Provided data
%%
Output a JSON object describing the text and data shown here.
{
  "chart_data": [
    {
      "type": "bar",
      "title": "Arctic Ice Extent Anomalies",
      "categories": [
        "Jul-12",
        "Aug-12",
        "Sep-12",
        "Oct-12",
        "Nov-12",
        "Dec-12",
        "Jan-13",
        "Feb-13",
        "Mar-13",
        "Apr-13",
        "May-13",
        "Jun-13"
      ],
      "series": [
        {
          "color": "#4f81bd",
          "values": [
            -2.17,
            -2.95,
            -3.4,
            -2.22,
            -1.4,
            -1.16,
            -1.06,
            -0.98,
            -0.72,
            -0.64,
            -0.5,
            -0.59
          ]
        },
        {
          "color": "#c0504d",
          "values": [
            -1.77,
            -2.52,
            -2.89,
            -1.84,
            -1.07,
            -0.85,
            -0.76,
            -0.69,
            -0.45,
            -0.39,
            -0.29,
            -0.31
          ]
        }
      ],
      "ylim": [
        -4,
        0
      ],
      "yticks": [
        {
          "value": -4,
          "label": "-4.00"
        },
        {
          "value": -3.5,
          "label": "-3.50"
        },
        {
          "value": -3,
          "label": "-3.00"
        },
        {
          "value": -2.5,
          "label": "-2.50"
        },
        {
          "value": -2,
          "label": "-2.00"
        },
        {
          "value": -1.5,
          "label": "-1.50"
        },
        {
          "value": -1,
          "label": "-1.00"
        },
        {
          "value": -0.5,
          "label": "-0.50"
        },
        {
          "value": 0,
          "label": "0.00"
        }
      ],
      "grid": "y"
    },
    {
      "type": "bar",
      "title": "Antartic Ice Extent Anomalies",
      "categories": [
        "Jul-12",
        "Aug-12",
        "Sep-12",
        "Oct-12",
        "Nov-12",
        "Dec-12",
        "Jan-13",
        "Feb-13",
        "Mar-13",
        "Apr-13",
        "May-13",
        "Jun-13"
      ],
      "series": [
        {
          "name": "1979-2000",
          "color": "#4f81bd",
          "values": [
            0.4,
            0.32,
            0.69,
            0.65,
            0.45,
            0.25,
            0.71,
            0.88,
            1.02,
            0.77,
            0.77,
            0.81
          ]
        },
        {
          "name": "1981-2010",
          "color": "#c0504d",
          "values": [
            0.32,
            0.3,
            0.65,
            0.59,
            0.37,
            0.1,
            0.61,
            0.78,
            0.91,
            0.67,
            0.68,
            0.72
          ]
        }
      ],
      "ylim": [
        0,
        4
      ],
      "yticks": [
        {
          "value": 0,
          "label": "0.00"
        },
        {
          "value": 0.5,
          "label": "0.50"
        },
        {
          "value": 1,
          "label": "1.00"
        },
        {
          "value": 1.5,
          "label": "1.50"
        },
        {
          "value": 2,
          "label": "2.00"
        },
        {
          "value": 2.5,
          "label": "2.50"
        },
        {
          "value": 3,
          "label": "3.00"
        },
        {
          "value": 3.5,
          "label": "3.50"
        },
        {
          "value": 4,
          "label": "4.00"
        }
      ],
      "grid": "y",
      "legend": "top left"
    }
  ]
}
%%
%%
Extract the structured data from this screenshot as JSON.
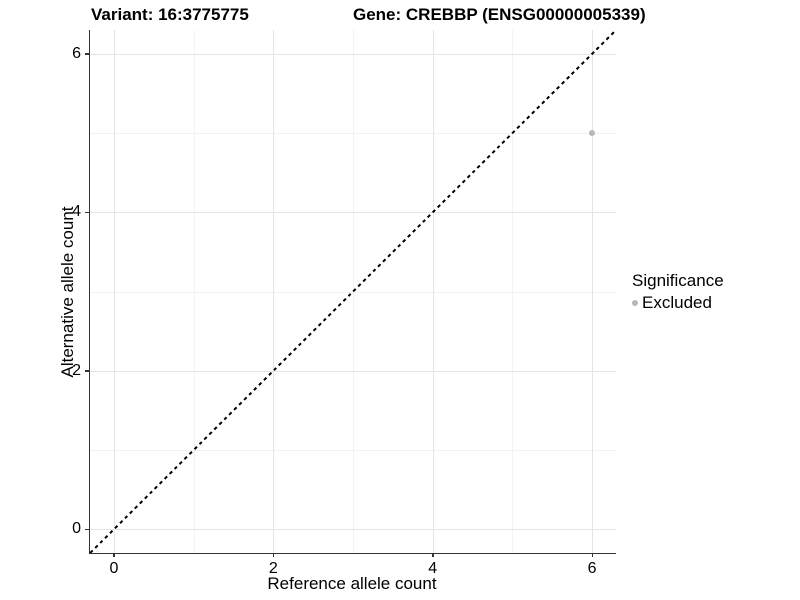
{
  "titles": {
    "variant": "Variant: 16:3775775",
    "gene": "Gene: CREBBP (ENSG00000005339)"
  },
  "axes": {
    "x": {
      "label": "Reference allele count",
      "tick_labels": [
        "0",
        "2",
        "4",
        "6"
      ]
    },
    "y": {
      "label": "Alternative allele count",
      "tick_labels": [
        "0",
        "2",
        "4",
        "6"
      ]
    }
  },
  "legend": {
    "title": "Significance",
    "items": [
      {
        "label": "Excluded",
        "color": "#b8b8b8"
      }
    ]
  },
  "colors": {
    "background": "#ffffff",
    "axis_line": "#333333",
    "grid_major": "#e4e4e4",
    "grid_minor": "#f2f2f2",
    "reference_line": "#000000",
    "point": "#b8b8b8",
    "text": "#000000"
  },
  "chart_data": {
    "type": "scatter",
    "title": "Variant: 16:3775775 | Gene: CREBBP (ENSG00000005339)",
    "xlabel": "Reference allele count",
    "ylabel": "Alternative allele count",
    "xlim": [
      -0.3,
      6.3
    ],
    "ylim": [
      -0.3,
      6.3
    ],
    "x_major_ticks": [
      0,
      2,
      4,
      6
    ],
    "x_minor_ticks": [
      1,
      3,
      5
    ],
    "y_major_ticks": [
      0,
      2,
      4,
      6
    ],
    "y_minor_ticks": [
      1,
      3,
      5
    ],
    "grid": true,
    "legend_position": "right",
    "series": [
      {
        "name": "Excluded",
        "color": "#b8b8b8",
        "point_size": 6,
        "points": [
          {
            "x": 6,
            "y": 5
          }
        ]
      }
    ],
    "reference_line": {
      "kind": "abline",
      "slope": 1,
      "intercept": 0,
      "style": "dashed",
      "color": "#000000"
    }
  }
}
%%
Exercise aim
Look through the entries and return every line where "Alternative" appears.

Problem solution
      "label": "Alternative allele count",
    "ylabel": "Alternative allele count",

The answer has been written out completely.